What the task asks:
Quote, verbatim, all material below, without pictures.

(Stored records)

□ □ □ □

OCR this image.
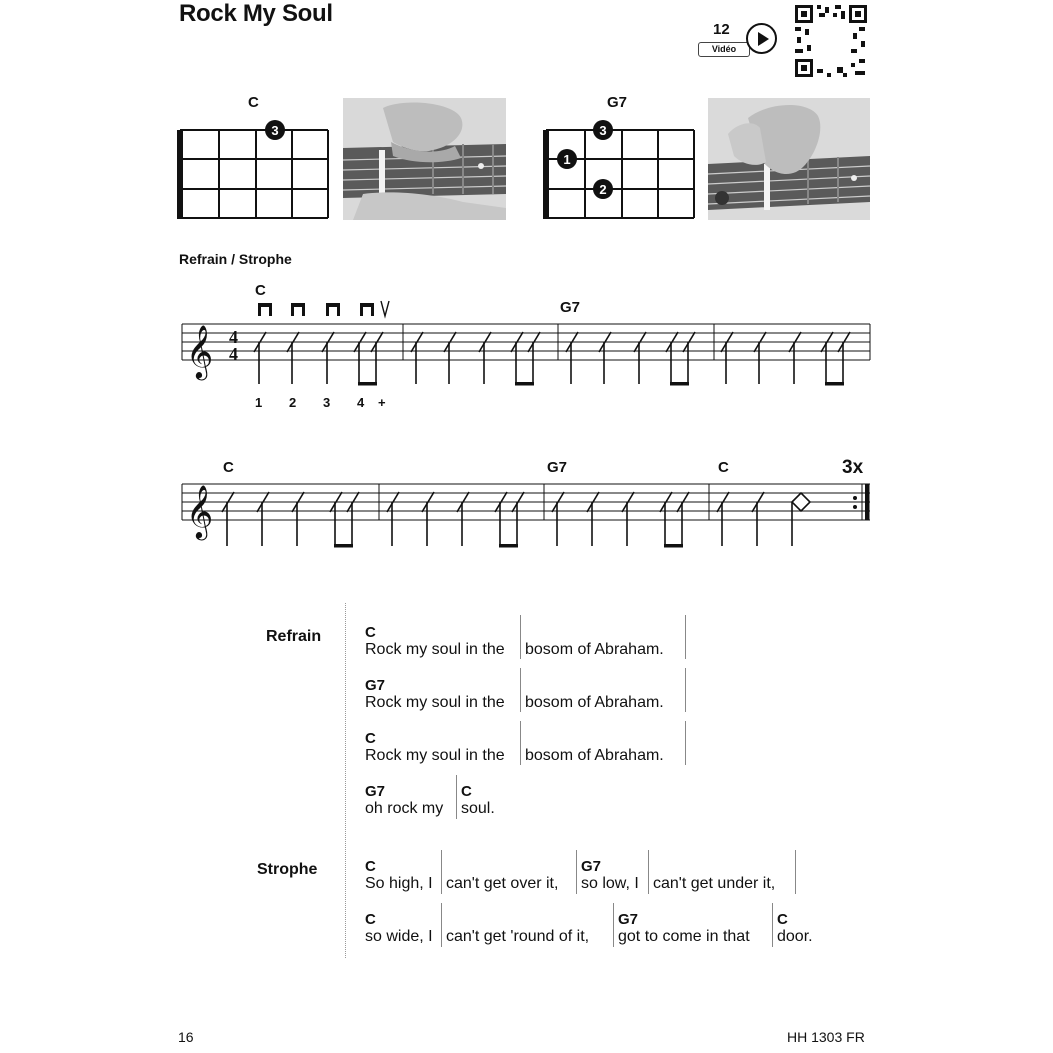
Rock My Soul
12
Vidéo
C
3
G7
3
1
2
Refrain / Strophe
C
G7
𝄞 4
4
1 2 3 4 +
C	G7	C	3x
𝄞
Refrain
Strophe
C
Rock my soul in the bosom of Abraham.
G7
Rock my soul in the bosom of Abraham.
C
Rock my soul in the bosom of Abraham.
G7
oh rock my
C
soul.
C
So high, I can't get over it,
G7
so low, I can't get under it,
C
so wide, I can't get 'round of it,
G7
got to come in that
C
door.
16	HH 1303 FR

□ □ □ □

Response to this exercise:
OCR this image.
Rock My Soul
12
Vidéo
C
3
G7
3
1
2
Refrain / Strophe
C
G7
𝄞 4
4
1 2 3 4 +
C	G7	C	3x
𝄞
Refrain
Strophe
C
Rock my soul in the bosom of Abraham.
G7
Rock my soul in the bosom of Abraham.
C
Rock my soul in the bosom of Abraham.
G7
oh rock my
C
soul.
C
So high, I can't get over it,
G7
so low, I can't get under it,
C
so wide, I can't get 'round of it,
G7
got to come in that
C
door.
16	HH 1303 FR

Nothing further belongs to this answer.